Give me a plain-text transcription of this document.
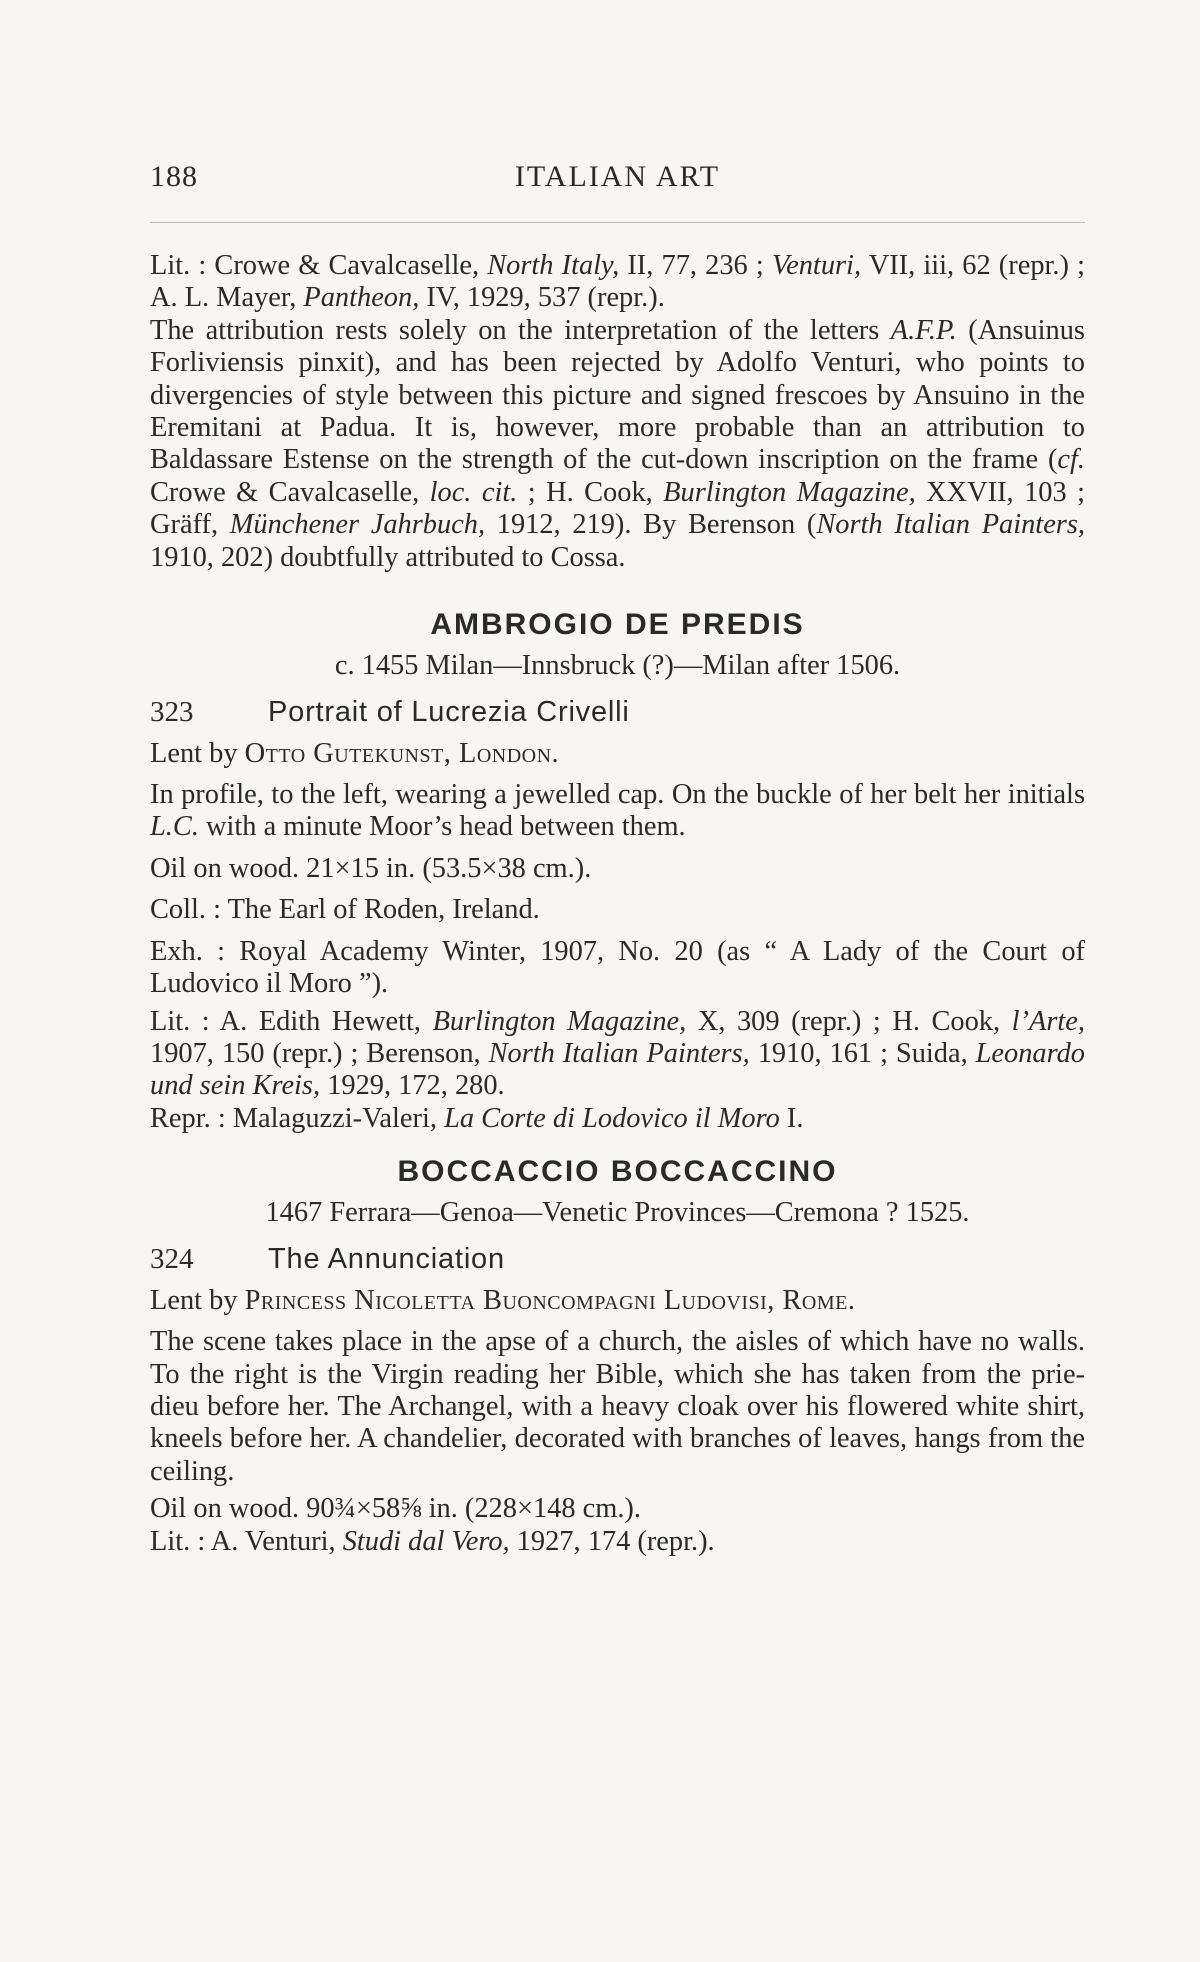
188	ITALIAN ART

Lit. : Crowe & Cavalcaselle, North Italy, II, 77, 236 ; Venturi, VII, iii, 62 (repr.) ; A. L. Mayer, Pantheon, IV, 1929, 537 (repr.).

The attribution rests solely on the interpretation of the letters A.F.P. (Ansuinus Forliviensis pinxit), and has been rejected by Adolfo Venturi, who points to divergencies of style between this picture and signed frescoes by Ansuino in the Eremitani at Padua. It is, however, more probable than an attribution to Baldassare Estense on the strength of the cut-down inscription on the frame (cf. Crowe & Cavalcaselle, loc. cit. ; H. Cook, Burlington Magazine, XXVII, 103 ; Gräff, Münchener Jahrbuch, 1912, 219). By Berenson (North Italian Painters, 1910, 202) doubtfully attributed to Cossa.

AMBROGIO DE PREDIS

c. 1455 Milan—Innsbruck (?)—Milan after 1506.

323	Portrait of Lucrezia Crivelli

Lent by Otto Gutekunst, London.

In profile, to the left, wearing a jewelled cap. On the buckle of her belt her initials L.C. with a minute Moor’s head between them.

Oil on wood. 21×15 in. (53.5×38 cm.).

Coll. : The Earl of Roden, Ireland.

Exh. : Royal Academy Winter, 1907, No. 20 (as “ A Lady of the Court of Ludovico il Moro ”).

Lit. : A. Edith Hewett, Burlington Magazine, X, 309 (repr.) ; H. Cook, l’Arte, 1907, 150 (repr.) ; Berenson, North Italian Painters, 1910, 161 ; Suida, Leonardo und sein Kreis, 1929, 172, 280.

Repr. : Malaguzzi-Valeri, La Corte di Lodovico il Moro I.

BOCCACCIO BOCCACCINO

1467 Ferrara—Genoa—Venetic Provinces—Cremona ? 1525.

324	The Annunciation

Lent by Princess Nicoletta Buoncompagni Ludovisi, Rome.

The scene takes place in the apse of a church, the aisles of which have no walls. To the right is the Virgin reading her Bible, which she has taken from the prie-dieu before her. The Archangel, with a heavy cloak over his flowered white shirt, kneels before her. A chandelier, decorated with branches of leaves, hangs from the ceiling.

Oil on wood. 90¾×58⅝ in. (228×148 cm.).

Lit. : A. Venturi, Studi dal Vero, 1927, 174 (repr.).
————————
> **YOUR GOAL**
Copy every line of the listing that contains the word "Crowe".

> **EXERCISE SOLUTION**
Lit. : Crowe & Cavalcaselle, North Italy, II, 77, 236 ; Venturi, VII, iii, 62 (repr.) ; A. L. Mayer, Pantheon, IV, 1929, 537 (repr.).
The attribution rests solely on the interpretation of the letters A.F.P. (Ansuinus Forliviensis pinxit), and has been rejected by Adolfo Venturi, who points to divergencies of style between this picture and signed frescoes by Ansuino in the Eremitani at Padua. It is, however, more probable than an attribution to Baldassare Estense on the strength of the cut-down inscription on the frame (cf. Crowe & Cavalcaselle, loc. cit. ; H. Cook, Burlington Magazine, XXVII, 103 ; Gräff, Münchener Jahrbuch, 1912, 219). By Berenson (North Italian Painters, 1910, 202) doubtfully attributed to Cossa.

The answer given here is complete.